| Selected text |
* BEGIN *

Chapter CSB, Problem 4.18E

To determine

To find: the probability $P\left(\text{both either black or face}\right)$ .

Answer to Problem 4.18E

The probability $P\left(\text{both either black or face}\right)$ is $\frac{65}{221}$ .

Explanation of Solution

Given information:

As mentioned in problem two cards are drawn out of deck of cards.

Formula:

Total number of black cards is $26$ and face is $12$ .

  $\text{Number of probability}=\frac{\text{No}.\text{ of outcome}}{\text{Total no}.\text{ of outcome}}.$

Total probability $P\left(\text{both either black or face}\right)$ = $p\left(A\cup B\right)=p\left(A\right)+P\left(B\right)-P\left(A\cap B\right)$ .

Calculation:

Consider the statement that two cards are drawn out of deck of cards.

Since total number of cards in the deck is $52$ .

Two cards are drawn from the deck of cards.

Therefore $n\left(s\right)$ =event of two cards drawn ${=}^{52}{C}_2\Rightarrow \frac{52\times 51}{2}=1326.$

Recall that there are $26$ black card and $12$ face card.

Event of both black card are $n\left(A\right){=}^{26}{C}_2\Rightarrow \frac{26\times 25}{2}=325.$

Event of ace card are $n\left(B\right){=}^{12}{C}_2=\frac{12\times 11\times 10!}{10!\times 2!}=\frac{12\times 11}{2}=66.$

Event of both black and face card is $n\left(A\cap B\right)$${=}^2{C}_2=1$ .

* END *

| Work to complete |
A – In the card probability solution, translate the sentence "Two cards are drawn from the deck of cards." into Spanish.
B – Continue the card probability solution, starting after its final line.

| Records shown |
* BEGIN *

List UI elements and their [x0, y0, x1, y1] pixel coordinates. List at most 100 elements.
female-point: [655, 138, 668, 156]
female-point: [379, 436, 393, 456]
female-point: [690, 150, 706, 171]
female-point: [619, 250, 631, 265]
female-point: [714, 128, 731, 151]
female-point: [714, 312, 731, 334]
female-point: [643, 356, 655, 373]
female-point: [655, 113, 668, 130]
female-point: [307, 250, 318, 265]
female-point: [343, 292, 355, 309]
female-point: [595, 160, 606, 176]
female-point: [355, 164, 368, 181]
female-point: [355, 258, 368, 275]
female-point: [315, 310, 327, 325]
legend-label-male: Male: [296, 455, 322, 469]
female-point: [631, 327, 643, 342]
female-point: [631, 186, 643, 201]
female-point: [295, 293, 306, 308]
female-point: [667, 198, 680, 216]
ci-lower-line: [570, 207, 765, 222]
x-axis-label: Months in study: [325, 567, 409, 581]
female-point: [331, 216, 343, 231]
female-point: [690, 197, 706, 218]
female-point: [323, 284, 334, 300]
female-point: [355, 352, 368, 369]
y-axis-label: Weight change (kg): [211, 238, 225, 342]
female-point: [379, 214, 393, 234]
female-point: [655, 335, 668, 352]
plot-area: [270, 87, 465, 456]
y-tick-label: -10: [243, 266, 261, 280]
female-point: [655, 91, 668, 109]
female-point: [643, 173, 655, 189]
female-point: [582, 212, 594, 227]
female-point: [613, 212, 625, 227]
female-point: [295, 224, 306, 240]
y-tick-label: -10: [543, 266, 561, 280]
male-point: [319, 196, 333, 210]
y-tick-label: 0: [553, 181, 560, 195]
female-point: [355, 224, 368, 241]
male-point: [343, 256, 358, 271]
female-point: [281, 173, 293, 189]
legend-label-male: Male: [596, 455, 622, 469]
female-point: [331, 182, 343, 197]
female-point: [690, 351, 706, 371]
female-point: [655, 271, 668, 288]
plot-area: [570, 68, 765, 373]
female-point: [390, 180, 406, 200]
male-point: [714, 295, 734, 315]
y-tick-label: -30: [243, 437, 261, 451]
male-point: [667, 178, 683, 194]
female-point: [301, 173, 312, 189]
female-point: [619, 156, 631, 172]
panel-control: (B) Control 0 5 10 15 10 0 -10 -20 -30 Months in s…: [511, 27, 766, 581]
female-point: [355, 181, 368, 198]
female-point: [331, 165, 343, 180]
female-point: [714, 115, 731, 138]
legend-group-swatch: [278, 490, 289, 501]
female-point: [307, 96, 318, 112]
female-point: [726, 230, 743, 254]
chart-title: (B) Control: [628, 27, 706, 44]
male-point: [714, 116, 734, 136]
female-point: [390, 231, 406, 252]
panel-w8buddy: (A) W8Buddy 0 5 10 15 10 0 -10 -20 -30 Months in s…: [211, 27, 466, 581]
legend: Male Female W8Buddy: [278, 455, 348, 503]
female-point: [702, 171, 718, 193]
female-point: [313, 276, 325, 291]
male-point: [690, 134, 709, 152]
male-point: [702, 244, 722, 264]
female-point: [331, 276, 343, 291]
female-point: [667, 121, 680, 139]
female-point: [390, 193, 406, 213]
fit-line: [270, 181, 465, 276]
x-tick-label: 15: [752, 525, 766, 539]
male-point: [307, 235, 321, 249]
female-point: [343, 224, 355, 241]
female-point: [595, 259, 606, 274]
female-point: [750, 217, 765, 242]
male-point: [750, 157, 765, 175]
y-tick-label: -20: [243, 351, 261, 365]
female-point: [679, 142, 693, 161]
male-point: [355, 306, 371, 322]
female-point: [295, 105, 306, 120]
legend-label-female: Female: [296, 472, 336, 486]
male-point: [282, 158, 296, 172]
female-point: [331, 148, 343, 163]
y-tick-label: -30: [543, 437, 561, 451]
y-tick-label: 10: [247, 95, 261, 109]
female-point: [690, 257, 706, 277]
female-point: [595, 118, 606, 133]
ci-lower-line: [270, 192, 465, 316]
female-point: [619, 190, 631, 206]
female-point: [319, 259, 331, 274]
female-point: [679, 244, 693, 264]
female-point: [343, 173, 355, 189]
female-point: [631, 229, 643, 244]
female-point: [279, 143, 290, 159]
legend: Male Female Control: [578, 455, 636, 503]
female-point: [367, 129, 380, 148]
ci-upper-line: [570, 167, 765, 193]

* END *

| The answers |
A – Se extraen dos cartas de la baraja.

B –
Recall $\text{number of probability of black cards}=\frac{\text{No}.\text{ of outcome}}{\text{Total no}.\text{ of outcome}}=p\left(A\right)=\frac{n\left(A\right)}{n\left(s\right)}=\frac{325}{1326}$ .

Recall $\text{number of probability of face cards}=\frac{\text{No}.\text{ of outcome}}{\text{Total no}.\text{ of outcome}}=p\left(B\right)=\frac{n\left(B\right)}{n\left(s\right)}=\frac{66}{1326}.$

Recall that probability of both black and ace card $p\left(A\cap B\right)=\frac{n\left(A\cap B\right)}{n\left(s\right)}=\frac{1}{1326}.$

Therefore the probability $P\left(\text{both either black or ace}\right)$ is $p\left(A\cup B\right)=p\left(A\right)+P\left(B\right)-P\left(A\cap B\right)$ .

Therefore $p\left(A\cup B\right)=\frac{325}{1326}+\frac{66}{1326}-\frac{1}{1326}=\frac{390}{1326}=\frac{65}{221}.$

Therefore probability $P\left(\text{both either black or ace}\right)$ is $\frac{65}{221}$ .